Exercise brief: Copy each line of the material below that includes the string "ремонт".

[start of Data shown]

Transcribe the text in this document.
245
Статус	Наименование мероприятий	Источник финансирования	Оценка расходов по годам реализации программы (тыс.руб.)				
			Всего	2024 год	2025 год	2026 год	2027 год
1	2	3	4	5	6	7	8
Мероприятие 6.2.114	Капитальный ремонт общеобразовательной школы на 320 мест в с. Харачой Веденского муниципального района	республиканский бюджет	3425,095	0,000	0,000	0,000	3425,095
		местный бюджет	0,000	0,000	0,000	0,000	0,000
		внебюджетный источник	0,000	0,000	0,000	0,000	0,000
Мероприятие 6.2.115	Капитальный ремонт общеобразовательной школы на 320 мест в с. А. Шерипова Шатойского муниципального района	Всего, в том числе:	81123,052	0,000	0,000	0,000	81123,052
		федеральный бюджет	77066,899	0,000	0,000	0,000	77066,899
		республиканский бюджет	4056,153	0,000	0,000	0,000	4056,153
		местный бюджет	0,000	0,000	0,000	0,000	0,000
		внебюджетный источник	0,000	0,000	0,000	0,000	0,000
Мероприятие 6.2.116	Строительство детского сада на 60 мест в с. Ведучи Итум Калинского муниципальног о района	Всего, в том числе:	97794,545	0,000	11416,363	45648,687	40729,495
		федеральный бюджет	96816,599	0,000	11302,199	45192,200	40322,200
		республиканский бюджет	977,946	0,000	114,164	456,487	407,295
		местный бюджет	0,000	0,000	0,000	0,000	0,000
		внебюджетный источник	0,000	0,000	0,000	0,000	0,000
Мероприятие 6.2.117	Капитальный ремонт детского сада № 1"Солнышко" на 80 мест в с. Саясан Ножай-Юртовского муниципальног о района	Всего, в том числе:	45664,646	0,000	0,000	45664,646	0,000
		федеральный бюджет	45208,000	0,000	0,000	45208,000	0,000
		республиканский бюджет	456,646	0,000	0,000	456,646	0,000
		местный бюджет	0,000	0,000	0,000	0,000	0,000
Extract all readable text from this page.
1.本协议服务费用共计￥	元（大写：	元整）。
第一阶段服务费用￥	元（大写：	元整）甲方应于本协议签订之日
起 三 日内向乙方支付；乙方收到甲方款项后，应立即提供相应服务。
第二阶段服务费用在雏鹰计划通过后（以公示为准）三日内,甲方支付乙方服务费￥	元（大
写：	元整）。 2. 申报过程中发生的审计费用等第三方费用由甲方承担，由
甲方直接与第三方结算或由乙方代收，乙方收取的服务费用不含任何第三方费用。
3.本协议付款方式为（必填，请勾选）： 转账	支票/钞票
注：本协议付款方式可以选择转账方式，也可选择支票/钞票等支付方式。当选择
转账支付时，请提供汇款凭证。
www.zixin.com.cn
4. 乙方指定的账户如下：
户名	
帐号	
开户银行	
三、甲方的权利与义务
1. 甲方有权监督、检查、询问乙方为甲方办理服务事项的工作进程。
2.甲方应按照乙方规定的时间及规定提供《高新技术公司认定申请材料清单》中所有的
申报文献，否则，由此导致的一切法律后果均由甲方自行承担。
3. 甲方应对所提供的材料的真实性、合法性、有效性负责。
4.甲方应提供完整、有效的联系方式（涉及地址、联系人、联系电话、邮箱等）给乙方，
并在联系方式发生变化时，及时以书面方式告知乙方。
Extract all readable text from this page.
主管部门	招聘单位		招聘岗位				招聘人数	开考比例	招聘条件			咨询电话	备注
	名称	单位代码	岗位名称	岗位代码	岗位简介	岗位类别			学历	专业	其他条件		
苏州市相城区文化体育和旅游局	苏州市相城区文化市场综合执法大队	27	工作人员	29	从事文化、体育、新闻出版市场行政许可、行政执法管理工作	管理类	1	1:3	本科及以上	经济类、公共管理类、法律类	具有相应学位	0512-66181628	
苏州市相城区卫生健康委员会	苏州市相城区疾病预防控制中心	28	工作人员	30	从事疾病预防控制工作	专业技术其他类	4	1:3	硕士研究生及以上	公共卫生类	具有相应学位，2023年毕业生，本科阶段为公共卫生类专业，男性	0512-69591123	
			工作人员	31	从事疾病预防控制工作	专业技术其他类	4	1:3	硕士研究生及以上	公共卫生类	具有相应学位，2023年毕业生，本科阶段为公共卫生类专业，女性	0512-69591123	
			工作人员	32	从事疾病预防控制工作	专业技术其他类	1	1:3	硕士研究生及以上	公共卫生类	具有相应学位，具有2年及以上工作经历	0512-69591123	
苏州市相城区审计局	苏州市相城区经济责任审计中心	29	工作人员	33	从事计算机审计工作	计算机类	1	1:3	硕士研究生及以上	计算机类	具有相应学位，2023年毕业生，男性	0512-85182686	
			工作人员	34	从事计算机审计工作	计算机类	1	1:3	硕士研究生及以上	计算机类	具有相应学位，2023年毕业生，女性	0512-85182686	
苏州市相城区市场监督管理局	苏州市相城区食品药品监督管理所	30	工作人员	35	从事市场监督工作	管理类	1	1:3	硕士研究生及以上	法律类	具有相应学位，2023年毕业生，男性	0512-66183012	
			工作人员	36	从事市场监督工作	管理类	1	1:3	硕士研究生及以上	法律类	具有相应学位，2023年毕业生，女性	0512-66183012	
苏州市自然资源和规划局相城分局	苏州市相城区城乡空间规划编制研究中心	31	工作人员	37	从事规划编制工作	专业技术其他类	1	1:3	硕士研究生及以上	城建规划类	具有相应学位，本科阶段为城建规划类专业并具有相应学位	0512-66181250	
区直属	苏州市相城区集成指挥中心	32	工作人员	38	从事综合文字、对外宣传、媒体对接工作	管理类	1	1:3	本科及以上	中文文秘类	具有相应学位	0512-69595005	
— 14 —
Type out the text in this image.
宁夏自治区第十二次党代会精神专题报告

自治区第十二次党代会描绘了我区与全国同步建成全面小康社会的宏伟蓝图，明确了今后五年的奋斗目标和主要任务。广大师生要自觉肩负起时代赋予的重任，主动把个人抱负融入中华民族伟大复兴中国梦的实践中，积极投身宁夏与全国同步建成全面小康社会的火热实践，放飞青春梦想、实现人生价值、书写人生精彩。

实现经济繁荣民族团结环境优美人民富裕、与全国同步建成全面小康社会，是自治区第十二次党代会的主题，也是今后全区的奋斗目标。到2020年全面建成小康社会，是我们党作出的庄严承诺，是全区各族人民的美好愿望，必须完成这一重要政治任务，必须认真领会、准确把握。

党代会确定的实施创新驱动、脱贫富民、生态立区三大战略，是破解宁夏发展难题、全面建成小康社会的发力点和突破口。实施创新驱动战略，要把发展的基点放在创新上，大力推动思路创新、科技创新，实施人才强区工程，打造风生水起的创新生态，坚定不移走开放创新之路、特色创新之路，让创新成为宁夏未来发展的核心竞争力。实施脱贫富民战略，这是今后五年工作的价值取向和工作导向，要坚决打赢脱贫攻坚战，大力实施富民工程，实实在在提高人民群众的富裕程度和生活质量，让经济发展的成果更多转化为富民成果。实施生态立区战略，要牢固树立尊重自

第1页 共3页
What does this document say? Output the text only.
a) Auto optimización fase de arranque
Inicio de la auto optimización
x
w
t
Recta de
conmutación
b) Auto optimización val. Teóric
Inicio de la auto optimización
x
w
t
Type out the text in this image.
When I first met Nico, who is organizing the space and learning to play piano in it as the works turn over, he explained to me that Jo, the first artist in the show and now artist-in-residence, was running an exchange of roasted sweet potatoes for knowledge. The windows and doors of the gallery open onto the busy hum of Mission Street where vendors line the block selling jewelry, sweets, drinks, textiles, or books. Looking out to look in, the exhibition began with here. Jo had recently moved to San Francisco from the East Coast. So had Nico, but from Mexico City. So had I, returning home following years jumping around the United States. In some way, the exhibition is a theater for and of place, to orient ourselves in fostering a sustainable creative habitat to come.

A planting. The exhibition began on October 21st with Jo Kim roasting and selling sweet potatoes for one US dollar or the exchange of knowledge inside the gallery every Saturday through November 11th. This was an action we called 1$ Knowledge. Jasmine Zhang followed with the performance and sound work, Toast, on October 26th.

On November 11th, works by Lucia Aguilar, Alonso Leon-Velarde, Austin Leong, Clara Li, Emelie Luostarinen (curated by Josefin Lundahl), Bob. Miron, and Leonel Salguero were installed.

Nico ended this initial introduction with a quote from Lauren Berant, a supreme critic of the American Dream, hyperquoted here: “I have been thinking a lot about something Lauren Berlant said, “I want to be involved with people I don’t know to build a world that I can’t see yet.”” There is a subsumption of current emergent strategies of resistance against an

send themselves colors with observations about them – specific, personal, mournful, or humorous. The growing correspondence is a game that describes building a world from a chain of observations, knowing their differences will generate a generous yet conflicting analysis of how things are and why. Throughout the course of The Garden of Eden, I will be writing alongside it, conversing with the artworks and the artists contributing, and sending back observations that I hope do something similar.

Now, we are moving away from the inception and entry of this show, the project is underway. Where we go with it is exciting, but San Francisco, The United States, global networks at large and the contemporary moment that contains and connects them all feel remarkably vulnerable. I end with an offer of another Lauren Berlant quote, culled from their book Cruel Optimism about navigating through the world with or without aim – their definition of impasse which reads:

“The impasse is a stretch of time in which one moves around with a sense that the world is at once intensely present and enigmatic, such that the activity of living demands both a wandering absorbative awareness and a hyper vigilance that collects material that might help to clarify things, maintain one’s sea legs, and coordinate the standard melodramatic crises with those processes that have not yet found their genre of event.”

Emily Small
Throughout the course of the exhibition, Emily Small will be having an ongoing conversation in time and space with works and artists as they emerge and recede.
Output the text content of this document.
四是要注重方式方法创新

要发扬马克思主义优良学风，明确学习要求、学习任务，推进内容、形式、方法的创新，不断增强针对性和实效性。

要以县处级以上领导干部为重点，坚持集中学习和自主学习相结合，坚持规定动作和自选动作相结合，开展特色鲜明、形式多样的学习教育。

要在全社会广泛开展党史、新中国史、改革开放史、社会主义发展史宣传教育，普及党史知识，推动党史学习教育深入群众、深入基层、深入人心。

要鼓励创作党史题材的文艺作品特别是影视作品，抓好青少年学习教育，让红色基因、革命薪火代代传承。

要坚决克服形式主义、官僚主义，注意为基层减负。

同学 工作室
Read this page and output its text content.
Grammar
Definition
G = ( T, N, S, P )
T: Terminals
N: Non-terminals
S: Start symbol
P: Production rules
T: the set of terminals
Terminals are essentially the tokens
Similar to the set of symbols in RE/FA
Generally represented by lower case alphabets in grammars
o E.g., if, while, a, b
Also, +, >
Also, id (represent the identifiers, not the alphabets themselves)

[end of Data shown]

Finished exercise:
Мероприятие 6.2.114	Капитальный ремонт общеобразовательной школы на 320 мест в с. Харачой Веденского муниципального района	республиканский бюджет	3425,095	0,000	0,000	0,000	3425,095
Мероприятие 6.2.115	Капитальный ремонт общеобразовательной школы на 320 мест в с. А. Шерипова Шатойского муниципального района	Всего, в том числе:	81123,052	0,000	0,000	0,000	81123,052
Мероприятие 6.2.117	Капитальный ремонт детского сада № 1"Солнышко" на 80 мест в с. Саясан Ножай-Юртовского муниципальног о района	Всего, в том числе:	45664,646	0,000	0,000	45664,646	0,000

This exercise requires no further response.